Stated task:
Write out all the material exactly. Leave nothing out.

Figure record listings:

——

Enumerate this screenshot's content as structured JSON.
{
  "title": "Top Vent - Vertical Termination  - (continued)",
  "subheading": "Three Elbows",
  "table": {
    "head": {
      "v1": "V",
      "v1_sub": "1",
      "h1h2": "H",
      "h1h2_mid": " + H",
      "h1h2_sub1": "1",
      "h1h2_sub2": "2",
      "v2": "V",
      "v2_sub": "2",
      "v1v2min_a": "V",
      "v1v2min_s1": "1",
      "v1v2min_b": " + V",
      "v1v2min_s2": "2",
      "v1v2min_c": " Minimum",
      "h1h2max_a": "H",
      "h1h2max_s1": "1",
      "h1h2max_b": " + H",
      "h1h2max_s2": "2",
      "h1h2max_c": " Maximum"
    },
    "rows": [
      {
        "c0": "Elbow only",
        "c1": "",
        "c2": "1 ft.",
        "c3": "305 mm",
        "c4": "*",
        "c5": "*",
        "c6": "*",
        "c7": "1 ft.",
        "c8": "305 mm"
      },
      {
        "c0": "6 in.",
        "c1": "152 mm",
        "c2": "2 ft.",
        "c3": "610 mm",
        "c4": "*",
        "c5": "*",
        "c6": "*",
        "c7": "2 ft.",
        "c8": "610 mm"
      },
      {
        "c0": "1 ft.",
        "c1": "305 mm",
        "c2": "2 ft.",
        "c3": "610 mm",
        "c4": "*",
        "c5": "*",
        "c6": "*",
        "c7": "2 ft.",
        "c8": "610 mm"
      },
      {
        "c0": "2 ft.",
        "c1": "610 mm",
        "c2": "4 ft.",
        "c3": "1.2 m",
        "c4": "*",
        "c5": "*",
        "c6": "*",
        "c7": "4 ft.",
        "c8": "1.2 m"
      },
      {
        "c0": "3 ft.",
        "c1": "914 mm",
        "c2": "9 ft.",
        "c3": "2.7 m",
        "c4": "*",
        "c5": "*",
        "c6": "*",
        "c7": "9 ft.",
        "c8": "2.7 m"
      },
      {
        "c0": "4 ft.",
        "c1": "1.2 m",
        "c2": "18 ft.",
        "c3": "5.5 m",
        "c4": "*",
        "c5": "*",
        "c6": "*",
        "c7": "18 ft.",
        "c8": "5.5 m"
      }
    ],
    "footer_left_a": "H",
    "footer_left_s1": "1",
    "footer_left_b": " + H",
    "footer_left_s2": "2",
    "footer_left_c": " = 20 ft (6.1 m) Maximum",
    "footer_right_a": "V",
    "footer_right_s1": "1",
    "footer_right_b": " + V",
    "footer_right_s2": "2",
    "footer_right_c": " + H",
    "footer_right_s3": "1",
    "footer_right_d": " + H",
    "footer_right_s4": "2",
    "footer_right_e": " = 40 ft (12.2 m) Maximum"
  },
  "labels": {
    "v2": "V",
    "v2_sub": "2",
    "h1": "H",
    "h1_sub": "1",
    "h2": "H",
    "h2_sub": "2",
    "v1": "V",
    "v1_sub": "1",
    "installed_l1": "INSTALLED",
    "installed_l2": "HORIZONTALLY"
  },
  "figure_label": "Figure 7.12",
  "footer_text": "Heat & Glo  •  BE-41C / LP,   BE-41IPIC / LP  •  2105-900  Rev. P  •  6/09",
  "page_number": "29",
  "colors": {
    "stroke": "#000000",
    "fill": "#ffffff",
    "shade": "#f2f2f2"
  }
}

——

Exercise solution:
Enumerate this screenshot's content as structured JSON.
{
  "title": "Top Vent - Vertical Termination  - (continued)",
  "subheading": "Three Elbows",
  "table": {
    "head": {
      "v1": "V",
      "v1_sub": "1",
      "h1h2": "H",
      "h1h2_mid": " + H",
      "h1h2_sub1": "1",
      "h1h2_sub2": "2",
      "v2": "V",
      "v2_sub": "2",
      "v1v2min_a": "V",
      "v1v2min_s1": "1",
      "v1v2min_b": " + V",
      "v1v2min_s2": "2",
      "v1v2min_c": " Minimum",
      "h1h2max_a": "H",
      "h1h2max_s1": "1",
      "h1h2max_b": " + H",
      "h1h2max_s2": "2",
      "h1h2max_c": " Maximum"
    },
    "rows": [
      {
        "c0": "Elbow only",
        "c1": "",
        "c2": "1 ft.",
        "c3": "305 mm",
        "c4": "*",
        "c5": "*",
        "c6": "*",
        "c7": "1 ft.",
        "c8": "305 mm"
      },
      {
        "c0": "6 in.",
        "c1": "152 mm",
        "c2": "2 ft.",
        "c3": "610 mm",
        "c4": "*",
        "c5": "*",
        "c6": "*",
        "c7": "2 ft.",
        "c8": "610 mm"
      },
      {
        "c0": "1 ft.",
        "c1": "305 mm",
        "c2": "2 ft.",
        "c3": "610 mm",
        "c4": "*",
        "c5": "*",
        "c6": "*",
        "c7": "2 ft.",
        "c8": "610 mm"
      },
      {
        "c0": "2 ft.",
        "c1": "610 mm",
        "c2": "4 ft.",
        "c3": "1.2 m",
        "c4": "*",
        "c5": "*",
        "c6": "*",
        "c7": "4 ft.",
        "c8": "1.2 m"
      },
      {
        "c0": "3 ft.",
        "c1": "914 mm",
        "c2": "9 ft.",
        "c3": "2.7 m",
        "c4": "*",
        "c5": "*",
        "c6": "*",
        "c7": "9 ft.",
        "c8": "2.7 m"
      },
      {
        "c0": "4 ft.",
        "c1": "1.2 m",
        "c2": "18 ft.",
        "c3": "5.5 m",
        "c4": "*",
        "c5": "*",
        "c6": "*",
        "c7": "18 ft.",
        "c8": "5.5 m"
      }
    ],
    "footer_left_a": "H",
    "footer_left_s1": "1",
    "footer_left_b": " + H",
    "footer_left_s2": "2",
    "footer_left_c": " = 20 ft (6.1 m) Maximum",
    "footer_right_a": "V",
    "footer_right_s1": "1",
    "footer_right_b": " + V",
    "footer_right_s2": "2",
    "footer_right_c": " + H",
    "footer_right_s3": "1",
    "footer_right_d": " + H",
    "footer_right_s4": "2",
    "footer_right_e": " = 40 ft (12.2 m) Maximum"
  },
  "labels": {
    "v2": "V",
    "v2_sub": "2",
    "h1": "H",
    "h1_sub": "1",
    "h2": "H",
    "h2_sub": "2",
    "v1": "V",
    "v1_sub": "1",
    "installed_l1": "INSTALLED",
    "installed_l2": "HORIZONTALLY"
  },
  "figure_label": "Figure 7.12",
  "footer_text": "Heat & Glo  •  BE-41C / LP,   BE-41IPIC / LP  •  2105-900  Rev. P  •  6/09",
  "page_number": "29",
  "colors": {
    "stroke": "#000000",
    "fill": "#ffffff",
    "shade": "#f2f2f2"
  }
}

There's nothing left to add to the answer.